TASK OBJECTIVE
Leave out the pictures and copy everything else in the entries exactly.

****************************************

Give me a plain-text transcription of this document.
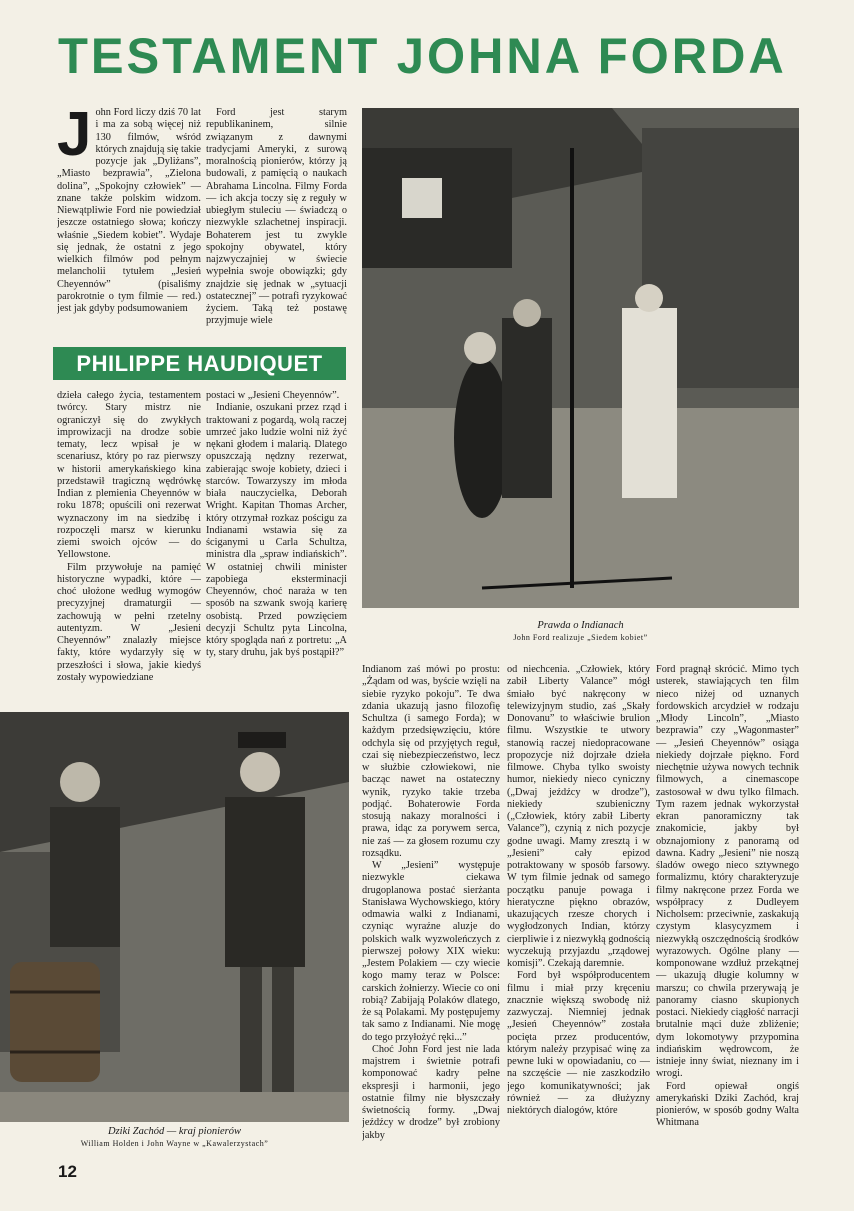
TESTAMENT JOHNA FORDA

John Ford liczy dziś 70 lat i ma za sobą więcej niż 130 filmów, wśród których znajdują się takie pozycje jak „Dyliżans”, „Miasto bezprawia”, „Zielona dolina”, „Spokojny człowiek” — znane także polskim widzom. Niewątpliwie Ford nie powiedział jeszcze ostatniego słowa; kończy właśnie „Siedem kobiet”. Wydaje się jednak, że ostatni z jego wielkich filmów pod pełnym melancholii tytułem „Jesień Cheyennów” (pisaliśmy parokrotnie o tym filmie — red.) jest jak gdyby podsumowaniem

Ford jest starym republikaninem, silnie związanym z dawnymi tradycjami Ameryki, z surową moralnością pionierów, którzy ją budowali, z pamięcią o naukach Abrahama Lincolna. Filmy Forda — ich akcja toczy się z reguły w ubiegłym stuleciu — świadczą o niezwykle szlachetnej inspiracji. Bohaterem jest tu zwykle spokojny obywatel, który najzwyczajniej w świecie wypełnia swoje obowiązki; gdy znajdzie się jednak w „sytuacji ostatecznej” — potrafi ryzykować życiem. Taką też postawę przyjmuje wiele

PHILIPPE HAUDIQUET

dzieła całego życia, testamentem twórcy. Stary mistrz nie ograniczył się do zwykłych improwizacji na drodze sobie tematy, lecz wpisał je w scenariusz, który po raz pierwszy w historii amerykańskiego kina przedstawił tragiczną wędrówkę Indian z plemienia Cheyennów w roku 1878; opuścili oni rezerwat wyznaczony im na siedzibę i rozpoczęli marsz w kierunku ziemi swoich ojców — do Yellowstone.

Film przywołuje na pamięć historyczne wypadki, które — choć ułożone według wymogów precyzyjnej dramaturgii — zachowują w pełni rzetelny autentyzm. W „Jesieni Cheyennów” znalazły miejsce fakty, które wydarzyły się w przeszłości i słowa, jakie kiedyś zostały wypowiedziane

postaci w „Jesieni Cheyennów”.

Indianie, oszukani przez rząd i traktowani z pogardą, wolą raczej umrzeć jako ludzie wolni niż żyć nękani głodem i malarią. Dlatego opuszczają nędzny rezerwat, zabierając swoje kobiety, dzieci i starców. Towarzyszy im młoda biała nauczycielka, Deborah Wright. Kapitan Thomas Archer, który otrzymał rozkaz pościgu za Indianami wstawia się za ściganymi u Carla Schultza, ministra dla „spraw indiańskich”. W ostatniej chwili minister zapobiega eksterminacji Cheyennów, choć naraża w ten sposób na szwank swoją karierę osobistą. Przed powzięciem decyzji Schultz pyta Lincolna, który spogląda nań z portretu: „A ty, stary druhu, jak byś postąpił?”

Prawda o Indianach
John Ford realizuje „Siedem kobiet”

Indianom zaś mówi po prostu: „Żądam od was, byście wzięli na siebie ryzyko pokoju”. Te dwa zdania ukazują jasno filozofię Schultza (i samego Forda); w każdym przedsięwzięciu, które odchyla się od przyjętych reguł, czai się niebezpieczeństwo, lecz w służbie człowiekowi, nie bacząc nawet na ostateczny wynik, ryzyko takie trzeba podjąć. Bohaterowie Forda stosują nakazy moralności i prawa, idąc za porywem serca, nie zaś — za głosem rozumu czy rozsądku.

W „Jesieni” występuje niezwykle ciekawa drugoplanowa postać sierżanta Stanisława Wychowskiego, który odmawia walki z Indianami, czyniąc wyraźne aluzje do polskich walk wyzwoleńczych z pierwszej połowy XIX wieku: „Jestem Polakiem — czy wiecie kogo mamy teraz w Polsce: carskich żołnierzy. Wiecie co oni robią? Zabijają Polaków dlatego, że są Polakami. My postępujemy tak samo z Indianami. Nie mogę do tego przyłożyć ręki...”

Choć John Ford jest nie lada majstrem i świetnie potrafi komponować kadry pełne ekspresji i harmonii, jego ostatnie filmy nie błyszczały świetnością formy. „Dwaj jeźdźcy w drodze” był zrobiony jakby

od niechcenia. „Człowiek, który zabił Liberty Valance” mógł śmiało być nakręcony w telewizyjnym studio, zaś „Skały Donovanu” to właściwie brulion filmu. Wszystkie te utwory stanowią raczej niedopracowane propozycje niż dojrzałe dzieła filmowe. Chyba tylko swoisty humor, niekiedy nieco cyniczny („Dwaj jeźdźcy w drodze”), niekiedy szubieniczny („Człowiek, który zabił Liberty Valance”), czynią z nich pozycje godne uwagi. Mamy zresztą i w „Jesieni” cały epizod potraktowany w sposób farsowy. W tym filmie jednak od samego początku panuje powaga i hieratyczne piękno obrazów, ukazujących rzesze chorych i wygłodzonych Indian, którzy cierpliwie i z niezwykłą godnością wyczekują przyjazdu „rządowej komisji”. Czekają daremnie.

Ford był współproducentem filmu i miał przy kręceniu znacznie większą swobodę niż zazwyczaj. Niemniej jednak „Jesień Cheyennów” została pocięta przez producentów, którym należy przypisać winę za pewne luki w opowiadaniu, co — na szczęście — nie zaszkodziło jego komunikatywności; jak również — za dłużyzny niektórych dialogów, które

Ford pragnął skrócić. Mimo tych usterek, stawiających ten film nieco niżej od uznanych fordowskich arcydzieł w rodzaju „Młody Lincoln”, „Miasto bezprawia” czy „Wagonmaster” — „Jesień Cheyennów” osiąga niekiedy dojrzałe piękno. Ford niechętnie używa nowych technik filmowych, a cinemascope zastosował w dwu tylko filmach. Tym razem jednak wykorzystał ekran panoramiczny tak znakomicie, jakby był obznajomiony z panoramą od dawna. Kadry „Jesieni” nie noszą śladów owego nieco sztywnego formalizmu, który charakteryzuje filmy nakręcone przez Forda we współpracy z Dudleyem Nicholsem: przeciwnie, zaskakują czystym klasycyzmem i niezwykłą oszczędnością środków wyrazowych. Ogólne plany — komponowane wzdłuż przekątnej — ukazują długie kolumny w marszu; co chwila przerywają je panoramy ciasno skupionych postaci. Niekiedy ciągłość narracji brutalnie mąci duże zbliżenie; dym lokomotywy przypomina indiańskim wędrowcom, że istnieje inny świat, nieznany im i wrogi.

Ford opiewał ongiś amerykański Dziki Zachód, kraj pionierów, w sposób godny Walta Whitmana

Dziki Zachód — kraj pionierów
William Holden i John Wayne w „Kawalerzystach”
12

****************************************

CORRECT RESPONSE
Give me a plain-text transcription of this document.
TESTAMENT JOHNA FORDA

John Ford liczy dziś 70 lat i ma za sobą więcej niż 130 filmów, wśród których znajdują się takie pozycje jak „Dyliżans”, „Miasto bezprawia”, „Zielona dolina”, „Spokojny człowiek” — znane także polskim widzom. Niewątpliwie Ford nie powiedział jeszcze ostatniego słowa; kończy właśnie „Siedem kobiet”. Wydaje się jednak, że ostatni z jego wielkich filmów pod pełnym melancholii tytułem „Jesień Cheyennów” (pisaliśmy parokrotnie o tym filmie — red.) jest jak gdyby podsumowaniem

Ford jest starym republikaninem, silnie związanym z dawnymi tradycjami Ameryki, z surową moralnością pionierów, którzy ją budowali, z pamięcią o naukach Abrahama Lincolna. Filmy Forda — ich akcja toczy się z reguły w ubiegłym stuleciu — świadczą o niezwykle szlachetnej inspiracji. Bohaterem jest tu zwykle spokojny obywatel, który najzwyczajniej w świecie wypełnia swoje obowiązki; gdy znajdzie się jednak w „sytuacji ostatecznej” — potrafi ryzykować życiem. Taką też postawę przyjmuje wiele

PHILIPPE HAUDIQUET

dzieła całego życia, testamentem twórcy. Stary mistrz nie ograniczył się do zwykłych improwizacji na drodze sobie tematy, lecz wpisał je w scenariusz, który po raz pierwszy w historii amerykańskiego kina przedstawił tragiczną wędrówkę Indian z plemienia Cheyennów w roku 1878; opuścili oni rezerwat wyznaczony im na siedzibę i rozpoczęli marsz w kierunku ziemi swoich ojców — do Yellowstone.

Film przywołuje na pamięć historyczne wypadki, które — choć ułożone według wymogów precyzyjnej dramaturgii — zachowują w pełni rzetelny autentyzm. W „Jesieni Cheyennów” znalazły miejsce fakty, które wydarzyły się w przeszłości i słowa, jakie kiedyś zostały wypowiedziane

postaci w „Jesieni Cheyennów”.

Indianie, oszukani przez rząd i traktowani z pogardą, wolą raczej umrzeć jako ludzie wolni niż żyć nękani głodem i malarią. Dlatego opuszczają nędzny rezerwat, zabierając swoje kobiety, dzieci i starców. Towarzyszy im młoda biała nauczycielka, Deborah Wright. Kapitan Thomas Archer, który otrzymał rozkaz pościgu za Indianami wstawia się za ściganymi u Carla Schultza, ministra dla „spraw indiańskich”. W ostatniej chwili minister zapobiega eksterminacji Cheyennów, choć naraża w ten sposób na szwank swoją karierę osobistą. Przed powzięciem decyzji Schultz pyta Lincolna, który spogląda nań z portretu: „A ty, stary druhu, jak byś postąpił?”

Prawda o Indianach
John Ford realizuje „Siedem kobiet”

Indianom zaś mówi po prostu: „Żądam od was, byście wzięli na siebie ryzyko pokoju”. Te dwa zdania ukazują jasno filozofię Schultza (i samego Forda); w każdym przedsięwzięciu, które odchyla się od przyjętych reguł, czai się niebezpieczeństwo, lecz w służbie człowiekowi, nie bacząc nawet na ostateczny wynik, ryzyko takie trzeba podjąć. Bohaterowie Forda stosują nakazy moralności i prawa, idąc za porywem serca, nie zaś — za głosem rozumu czy rozsądku.

W „Jesieni” występuje niezwykle ciekawa drugoplanowa postać sierżanta Stanisława Wychowskiego, który odmawia walki z Indianami, czyniąc wyraźne aluzje do polskich walk wyzwoleńczych z pierwszej połowy XIX wieku: „Jestem Polakiem — czy wiecie kogo mamy teraz w Polsce: carskich żołnierzy. Wiecie co oni robią? Zabijają Polaków dlatego, że są Polakami. My postępujemy tak samo z Indianami. Nie mogę do tego przyłożyć ręki...”

Choć John Ford jest nie lada majstrem i świetnie potrafi komponować kadry pełne ekspresji i harmonii, jego ostatnie filmy nie błyszczały świetnością formy. „Dwaj jeźdźcy w drodze” był zrobiony jakby

od niechcenia. „Człowiek, który zabił Liberty Valance” mógł śmiało być nakręcony w telewizyjnym studio, zaś „Skały Donovanu” to właściwie brulion filmu. Wszystkie te utwory stanowią raczej niedopracowane propozycje niż dojrzałe dzieła filmowe. Chyba tylko swoisty humor, niekiedy nieco cyniczny („Dwaj jeźdźcy w drodze”), niekiedy szubieniczny („Człowiek, który zabił Liberty Valance”), czynią z nich pozycje godne uwagi. Mamy zresztą i w „Jesieni” cały epizod potraktowany w sposób farsowy. W tym filmie jednak od samego początku panuje powaga i hieratyczne piękno obrazów, ukazujących rzesze chorych i wygłodzonych Indian, którzy cierpliwie i z niezwykłą godnością wyczekują przyjazdu „rządowej komisji”. Czekają daremnie.

Ford był współproducentem filmu i miał przy kręceniu znacznie większą swobodę niż zazwyczaj. Niemniej jednak „Jesień Cheyennów” została pocięta przez producentów, którym należy przypisać winę za pewne luki w opowiadaniu, co — na szczęście — nie zaszkodziło jego komunikatywności; jak również — za dłużyzny niektórych dialogów, które

Ford pragnął skrócić. Mimo tych usterek, stawiających ten film nieco niżej od uznanych fordowskich arcydzieł w rodzaju „Młody Lincoln”, „Miasto bezprawia” czy „Wagonmaster” — „Jesień Cheyennów” osiąga niekiedy dojrzałe piękno. Ford niechętnie używa nowych technik filmowych, a cinemascope zastosował w dwu tylko filmach. Tym razem jednak wykorzystał ekran panoramiczny tak znakomicie, jakby był obznajomiony z panoramą od dawna. Kadry „Jesieni” nie noszą śladów owego nieco sztywnego formalizmu, który charakteryzuje filmy nakręcone przez Forda we współpracy z Dudleyem Nicholsem: przeciwnie, zaskakują czystym klasycyzmem i niezwykłą oszczędnością środków wyrazowych. Ogólne plany — komponowane wzdłuż przekątnej — ukazują długie kolumny w marszu; co chwila przerywają je panoramy ciasno skupionych postaci. Niekiedy ciągłość narracji brutalnie mąci duże zbliżenie; dym lokomotywy przypomina indiańskim wędrowcom, że istnieje inny świat, nieznany im i wrogi.

Ford opiewał ongiś amerykański Dziki Zachód, kraj pionierów, w sposób godny Walta Whitmana

Dziki Zachód — kraj pionierów
William Holden i John Wayne w „Kawalerzystach”
12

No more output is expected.